- What this task involves
Restate the full set of records exactly, word for word.

(Stored items from a collection)
+ + +

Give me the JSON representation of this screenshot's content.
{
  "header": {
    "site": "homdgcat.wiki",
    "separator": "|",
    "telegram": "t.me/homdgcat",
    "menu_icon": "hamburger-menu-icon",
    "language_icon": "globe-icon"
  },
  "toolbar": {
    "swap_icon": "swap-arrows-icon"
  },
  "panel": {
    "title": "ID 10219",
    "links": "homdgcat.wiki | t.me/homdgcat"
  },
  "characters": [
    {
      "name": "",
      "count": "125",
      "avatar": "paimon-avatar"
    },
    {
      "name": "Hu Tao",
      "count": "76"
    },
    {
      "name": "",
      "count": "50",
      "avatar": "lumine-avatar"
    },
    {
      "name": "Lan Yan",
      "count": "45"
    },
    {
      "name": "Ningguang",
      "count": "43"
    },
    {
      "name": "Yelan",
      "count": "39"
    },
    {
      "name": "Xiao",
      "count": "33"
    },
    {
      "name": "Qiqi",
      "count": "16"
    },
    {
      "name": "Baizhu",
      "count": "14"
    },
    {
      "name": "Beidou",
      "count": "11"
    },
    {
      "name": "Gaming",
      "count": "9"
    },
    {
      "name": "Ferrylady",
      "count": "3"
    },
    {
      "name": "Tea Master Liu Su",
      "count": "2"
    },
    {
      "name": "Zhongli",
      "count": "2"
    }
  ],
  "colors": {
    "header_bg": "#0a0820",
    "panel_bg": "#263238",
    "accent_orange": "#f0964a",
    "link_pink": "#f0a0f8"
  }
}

+ + +

- Answer
Give me the JSON representation of this screenshot's content.
{
  "header": {
    "site": "homdgcat.wiki",
    "separator": "|",
    "telegram": "t.me/homdgcat",
    "menu_icon": "hamburger-menu-icon",
    "language_icon": "globe-icon"
  },
  "toolbar": {
    "swap_icon": "swap-arrows-icon"
  },
  "panel": {
    "title": "ID 10219",
    "links": "homdgcat.wiki | t.me/homdgcat"
  },
  "characters": [
    {
      "name": "",
      "count": "125",
      "avatar": "paimon-avatar"
    },
    {
      "name": "Hu Tao",
      "count": "76"
    },
    {
      "name": "",
      "count": "50",
      "avatar": "lumine-avatar"
    },
    {
      "name": "Lan Yan",
      "count": "45"
    },
    {
      "name": "Ningguang",
      "count": "43"
    },
    {
      "name": "Yelan",
      "count": "39"
    },
    {
      "name": "Xiao",
      "count": "33"
    },
    {
      "name": "Qiqi",
      "count": "16"
    },
    {
      "name": "Baizhu",
      "count": "14"
    },
    {
      "name": "Beidou",
      "count": "11"
    },
    {
      "name": "Gaming",
      "count": "9"
    },
    {
      "name": "Ferrylady",
      "count": "3"
    },
    {
      "name": "Tea Master Liu Su",
      "count": "2"
    },
    {
      "name": "Zhongli",
      "count": "2"
    }
  ],
  "colors": {
    "header_bg": "#0a0820",
    "panel_bg": "#263238",
    "accent_orange": "#f0964a",
    "link_pink": "#f0a0f8"
  }
}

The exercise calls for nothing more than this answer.